Record excerpts

==========

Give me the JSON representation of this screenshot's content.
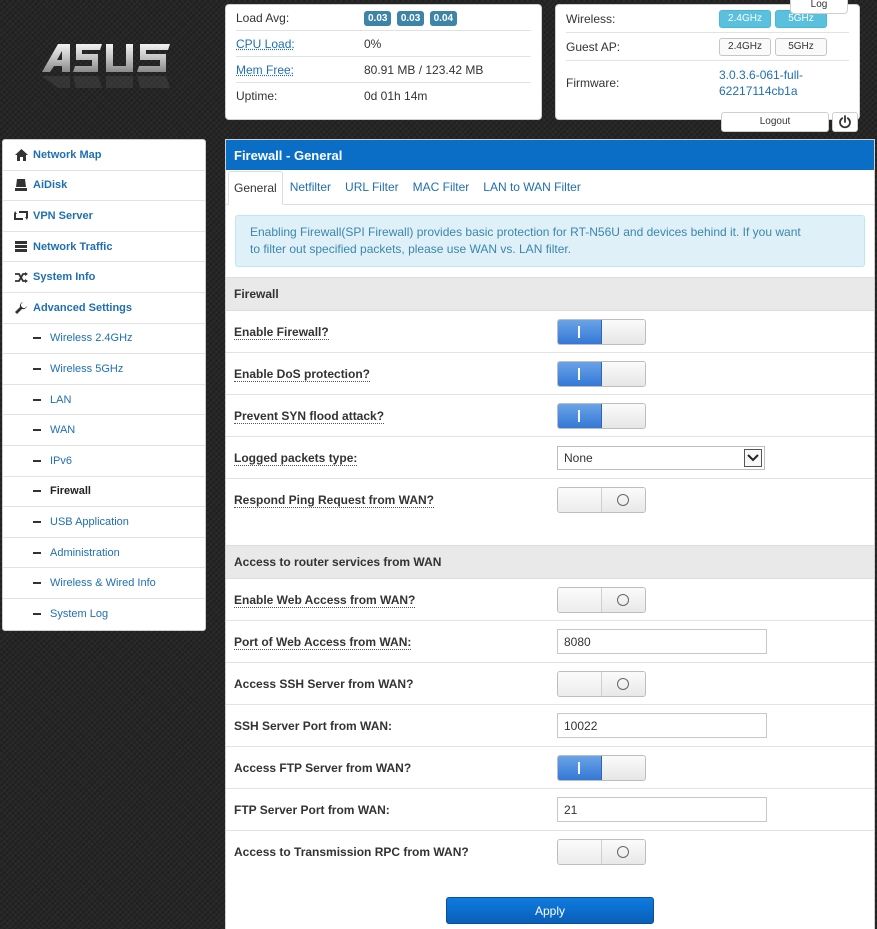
{
  "status": {
    "load_avg_label": "Load Avg:",
    "load_avg": [
      "0.03",
      "0.03",
      "0.04"
    ],
    "cpu_label": "CPU Load:",
    "cpu_value": "0%",
    "mem_label": "Mem Free:",
    "mem_value": "80.91 MB / 123.42 MB",
    "uptime_label": "Uptime:",
    "uptime_value": "0d 01h 14m"
  },
  "radio": {
    "wireless_label": "Wireless:",
    "guest_label": "Guest AP:",
    "firmware_label": "Firmware:",
    "band_24": "2.4GHz",
    "band_5": "5GHz",
    "firmware_line1": "3.0.3.6-061-full-",
    "firmware_line2": "62217114cb1a",
    "log_label": "Log",
    "logout_label": "Logout"
  },
  "sidebar": {
    "items": [
      {
        "label": "Network Map"
      },
      {
        "label": "AiDisk"
      },
      {
        "label": "VPN Server"
      },
      {
        "label": "Network Traffic"
      },
      {
        "label": "System Info"
      },
      {
        "label": "Advanced Settings"
      }
    ],
    "sub": [
      {
        "label": "Wireless 2.4GHz"
      },
      {
        "label": "Wireless 5GHz"
      },
      {
        "label": "LAN"
      },
      {
        "label": "WAN"
      },
      {
        "label": "IPv6"
      },
      {
        "label": "Firewall"
      },
      {
        "label": "USB Application"
      },
      {
        "label": "Administration"
      },
      {
        "label": "Wireless & Wired Info"
      },
      {
        "label": "System Log"
      }
    ]
  },
  "main": {
    "title": "Firewall - General",
    "tabs": [
      "General",
      "Netfilter",
      "URL Filter",
      "MAC Filter",
      "LAN to WAN Filter"
    ],
    "info": "Enabling Firewall(SPI Firewall) provides basic protection for RT-N56U and devices behind it. If you want to filter out packets, please use WAN vs. LAN filter.",
    "info_line1": "Enabling Firewall(SPI Firewall) provides basic protection for RT-N56U and devices behind it. If you want",
    "info_line2": "to filter out specified packets, please use WAN vs. LAN filter.",
    "section_firewall": "Firewall",
    "section_access": "Access to router services from WAN",
    "fields": {
      "enable_firewall": "Enable Firewall?",
      "enable_dos": "Enable DoS protection?",
      "prevent_syn": "Prevent SYN flood attack?",
      "logged_packets": "Logged packets type:",
      "logged_packets_value": "None",
      "respond_ping": "Respond Ping Request from WAN?",
      "web_access": "Enable Web Access from WAN?",
      "web_port": "Port of Web Access from WAN:",
      "web_port_value": "8080",
      "ssh_access": "Access SSH Server from WAN?",
      "ssh_port": "SSH Server Port from WAN:",
      "ssh_port_value": "10022",
      "ftp_access": "Access FTP Server from WAN?",
      "ftp_port": "FTP Server Port from WAN:",
      "ftp_port_value": "21",
      "rpc_access": "Access to Transmission RPC from WAN?"
    },
    "apply_label": "Apply"
  },
  "colors": {
    "accent": "#0b6ec6",
    "link": "#1f6fb2",
    "badge": "#3c84a8",
    "band_on": "#5bc0de"
  }
}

==========

Task directions
Write every record out again exactly; no pictures belong in the copy.

Answer to this task
Give me the JSON representation of this screenshot's content.
{
  "status": {
    "load_avg_label": "Load Avg:",
    "load_avg": [
      "0.03",
      "0.03",
      "0.04"
    ],
    "cpu_label": "CPU Load:",
    "cpu_value": "0%",
    "mem_label": "Mem Free:",
    "mem_value": "80.91 MB / 123.42 MB",
    "uptime_label": "Uptime:",
    "uptime_value": "0d 01h 14m"
  },
  "radio": {
    "wireless_label": "Wireless:",
    "guest_label": "Guest AP:",
    "firmware_label": "Firmware:",
    "band_24": "2.4GHz",
    "band_5": "5GHz",
    "firmware_line1": "3.0.3.6-061-full-",
    "firmware_line2": "62217114cb1a",
    "log_label": "Log",
    "logout_label": "Logout"
  },
  "sidebar": {
    "items": [
      {
        "label": "Network Map"
      },
      {
        "label": "AiDisk"
      },
      {
        "label": "VPN Server"
      },
      {
        "label": "Network Traffic"
      },
      {
        "label": "System Info"
      },
      {
        "label": "Advanced Settings"
      }
    ],
    "sub": [
      {
        "label": "Wireless 2.4GHz"
      },
      {
        "label": "Wireless 5GHz"
      },
      {
        "label": "LAN"
      },
      {
        "label": "WAN"
      },
      {
        "label": "IPv6"
      },
      {
        "label": "Firewall"
      },
      {
        "label": "USB Application"
      },
      {
        "label": "Administration"
      },
      {
        "label": "Wireless & Wired Info"
      },
      {
        "label": "System Log"
      }
    ]
  },
  "main": {
    "title": "Firewall - General",
    "tabs": [
      "General",
      "Netfilter",
      "URL Filter",
      "MAC Filter",
      "LAN to WAN Filter"
    ],
    "info": "Enabling Firewall(SPI Firewall) provides basic protection for RT-N56U and devices behind it. If you want to filter out packets, please use WAN vs. LAN filter.",
    "info_line1": "Enabling Firewall(SPI Firewall) provides basic protection for RT-N56U and devices behind it. If you want",
    "info_line2": "to filter out specified packets, please use WAN vs. LAN filter.",
    "section_firewall": "Firewall",
    "section_access": "Access to router services from WAN",
    "fields": {
      "enable_firewall": "Enable Firewall?",
      "enable_dos": "Enable DoS protection?",
      "prevent_syn": "Prevent SYN flood attack?",
      "logged_packets": "Logged packets type:",
      "logged_packets_value": "None",
      "respond_ping": "Respond Ping Request from WAN?",
      "web_access": "Enable Web Access from WAN?",
      "web_port": "Port of Web Access from WAN:",
      "web_port_value": "8080",
      "ssh_access": "Access SSH Server from WAN?",
      "ssh_port": "SSH Server Port from WAN:",
      "ssh_port_value": "10022",
      "ftp_access": "Access FTP Server from WAN?",
      "ftp_port": "FTP Server Port from WAN:",
      "ftp_port_value": "21",
      "rpc_access": "Access to Transmission RPC from WAN?"
    },
    "apply_label": "Apply"
  },
  "colors": {
    "accent": "#0b6ec6",
    "link": "#1f6fb2",
    "badge": "#3c84a8",
    "band_on": "#5bc0de"
  }
}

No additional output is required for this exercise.